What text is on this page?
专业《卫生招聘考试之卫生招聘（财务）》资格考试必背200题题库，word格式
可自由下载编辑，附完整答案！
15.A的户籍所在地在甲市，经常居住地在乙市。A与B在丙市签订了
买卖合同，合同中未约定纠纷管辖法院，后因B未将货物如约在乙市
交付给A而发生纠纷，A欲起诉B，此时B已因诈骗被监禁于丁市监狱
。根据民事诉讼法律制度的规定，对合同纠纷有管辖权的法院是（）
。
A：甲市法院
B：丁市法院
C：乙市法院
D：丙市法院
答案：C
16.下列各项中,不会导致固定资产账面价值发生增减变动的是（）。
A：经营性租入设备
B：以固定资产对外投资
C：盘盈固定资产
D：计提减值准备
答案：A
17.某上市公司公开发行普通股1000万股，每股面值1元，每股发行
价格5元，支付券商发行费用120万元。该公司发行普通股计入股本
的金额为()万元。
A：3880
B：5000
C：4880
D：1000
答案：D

→ YOUR INSTRUCTIONS
Repeat the lines above exactly.

→ SOLUTION BELOW
What text is on this page?
专业《卫生招聘考试之卫生招聘（财务）》资格考试必背200题题库，word格式
可自由下载编辑，附完整答案！
15.A的户籍所在地在甲市，经常居住地在乙市。A与B在丙市签订了
买卖合同，合同中未约定纠纷管辖法院，后因B未将货物如约在乙市
交付给A而发生纠纷，A欲起诉B，此时B已因诈骗被监禁于丁市监狱
。根据民事诉讼法律制度的规定，对合同纠纷有管辖权的法院是（）
。
A：甲市法院
B：丁市法院
C：乙市法院
D：丙市法院
答案：C
16.下列各项中,不会导致固定资产账面价值发生增减变动的是（）。
A：经营性租入设备
B：以固定资产对外投资
C：盘盈固定资产
D：计提减值准备
答案：A
17.某上市公司公开发行普通股1000万股，每股面值1元，每股发行
价格5元，支付券商发行费用120万元。该公司发行普通股计入股本
的金额为()万元。
A：3880
B：5000
C：4880
D：1000
答案：D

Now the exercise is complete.